◆ **WHAT YOU NEED TO DO**
All of the entries need to be written out again, exactly as they are.

══ INPUT DATA

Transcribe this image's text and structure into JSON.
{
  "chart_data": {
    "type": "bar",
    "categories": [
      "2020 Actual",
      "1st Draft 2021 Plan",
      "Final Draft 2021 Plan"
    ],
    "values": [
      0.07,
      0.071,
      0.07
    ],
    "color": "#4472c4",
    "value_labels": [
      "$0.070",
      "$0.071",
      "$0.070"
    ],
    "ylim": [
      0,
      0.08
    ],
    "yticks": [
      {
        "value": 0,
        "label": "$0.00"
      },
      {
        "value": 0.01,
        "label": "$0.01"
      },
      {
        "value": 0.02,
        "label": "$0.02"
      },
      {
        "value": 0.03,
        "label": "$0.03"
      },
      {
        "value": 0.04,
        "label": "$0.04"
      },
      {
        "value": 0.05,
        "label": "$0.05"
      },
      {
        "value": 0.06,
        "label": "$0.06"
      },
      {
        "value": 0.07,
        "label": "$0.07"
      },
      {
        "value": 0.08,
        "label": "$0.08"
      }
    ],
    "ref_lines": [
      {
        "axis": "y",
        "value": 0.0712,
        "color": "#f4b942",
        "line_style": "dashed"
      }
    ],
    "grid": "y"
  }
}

════

◆ **TASK SOLUTION**
Transcribe this image's text and structure into JSON.
{
  "chart_data": {
    "type": "bar",
    "categories": [
      "2020 Actual",
      "1st Draft 2021 Plan",
      "Final Draft 2021 Plan"
    ],
    "values": [
      0.07,
      0.071,
      0.07
    ],
    "color": "#4472c4",
    "value_labels": [
      "$0.070",
      "$0.071",
      "$0.070"
    ],
    "ylim": [
      0,
      0.08
    ],
    "yticks": [
      {
        "value": 0,
        "label": "$0.00"
      },
      {
        "value": 0.01,
        "label": "$0.01"
      },
      {
        "value": 0.02,
        "label": "$0.02"
      },
      {
        "value": 0.03,
        "label": "$0.03"
      },
      {
        "value": 0.04,
        "label": "$0.04"
      },
      {
        "value": 0.05,
        "label": "$0.05"
      },
      {
        "value": 0.06,
        "label": "$0.06"
      },
      {
        "value": 0.07,
        "label": "$0.07"
      },
      {
        "value": 0.08,
        "label": "$0.08"
      }
    ],
    "ref_lines": [
      {
        "axis": "y",
        "value": 0.0712,
        "color": "#f4b942",
        "line_style": "dashed"
      }
    ],
    "grid": "y"
  }
}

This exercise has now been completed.